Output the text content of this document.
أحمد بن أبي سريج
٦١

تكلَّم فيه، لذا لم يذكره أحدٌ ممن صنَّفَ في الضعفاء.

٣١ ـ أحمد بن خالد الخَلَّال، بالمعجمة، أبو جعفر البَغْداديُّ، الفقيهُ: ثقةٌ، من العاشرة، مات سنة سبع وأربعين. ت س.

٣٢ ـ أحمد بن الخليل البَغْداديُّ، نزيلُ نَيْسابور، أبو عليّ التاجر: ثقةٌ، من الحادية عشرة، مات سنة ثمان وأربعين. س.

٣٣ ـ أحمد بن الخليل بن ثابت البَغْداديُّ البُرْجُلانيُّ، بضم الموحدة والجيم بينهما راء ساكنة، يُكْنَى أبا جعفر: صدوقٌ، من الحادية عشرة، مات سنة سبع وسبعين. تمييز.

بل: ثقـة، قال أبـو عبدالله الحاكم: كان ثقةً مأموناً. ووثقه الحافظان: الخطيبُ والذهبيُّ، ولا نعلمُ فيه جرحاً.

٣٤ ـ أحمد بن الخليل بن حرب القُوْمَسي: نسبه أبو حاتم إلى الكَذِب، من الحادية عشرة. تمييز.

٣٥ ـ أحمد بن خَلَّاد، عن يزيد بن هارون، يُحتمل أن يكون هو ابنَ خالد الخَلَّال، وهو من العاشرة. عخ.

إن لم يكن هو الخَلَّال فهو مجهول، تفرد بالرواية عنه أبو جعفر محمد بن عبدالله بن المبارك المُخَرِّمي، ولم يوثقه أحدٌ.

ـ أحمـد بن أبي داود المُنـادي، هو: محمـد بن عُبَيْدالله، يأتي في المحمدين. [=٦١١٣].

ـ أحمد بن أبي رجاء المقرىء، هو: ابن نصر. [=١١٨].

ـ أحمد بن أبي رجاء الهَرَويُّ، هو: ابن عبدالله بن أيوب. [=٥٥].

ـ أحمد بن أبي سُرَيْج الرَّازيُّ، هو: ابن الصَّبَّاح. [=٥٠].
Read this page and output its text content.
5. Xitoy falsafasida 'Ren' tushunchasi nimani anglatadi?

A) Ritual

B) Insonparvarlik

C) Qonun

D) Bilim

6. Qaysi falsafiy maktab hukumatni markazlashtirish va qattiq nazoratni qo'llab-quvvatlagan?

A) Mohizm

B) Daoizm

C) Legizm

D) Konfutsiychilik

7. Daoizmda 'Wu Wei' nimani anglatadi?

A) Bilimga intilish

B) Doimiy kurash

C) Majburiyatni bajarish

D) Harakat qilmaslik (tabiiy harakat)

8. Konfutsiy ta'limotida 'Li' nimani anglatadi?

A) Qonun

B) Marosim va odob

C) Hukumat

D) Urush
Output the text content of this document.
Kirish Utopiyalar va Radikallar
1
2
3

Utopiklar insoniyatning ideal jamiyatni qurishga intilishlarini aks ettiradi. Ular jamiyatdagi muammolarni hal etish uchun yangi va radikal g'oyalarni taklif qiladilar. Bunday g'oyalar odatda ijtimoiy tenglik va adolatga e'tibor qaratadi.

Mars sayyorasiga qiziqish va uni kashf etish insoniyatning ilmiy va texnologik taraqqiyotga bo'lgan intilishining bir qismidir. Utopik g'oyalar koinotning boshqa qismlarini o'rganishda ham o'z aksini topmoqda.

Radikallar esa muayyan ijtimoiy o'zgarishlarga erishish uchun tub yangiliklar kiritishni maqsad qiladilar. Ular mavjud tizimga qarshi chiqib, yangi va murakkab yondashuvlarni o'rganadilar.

########

**STATED EXERCISE:** Identify how many lines in the entries above contain the word "etish" and provide only that figure.

**TASK OUTPUT:** 2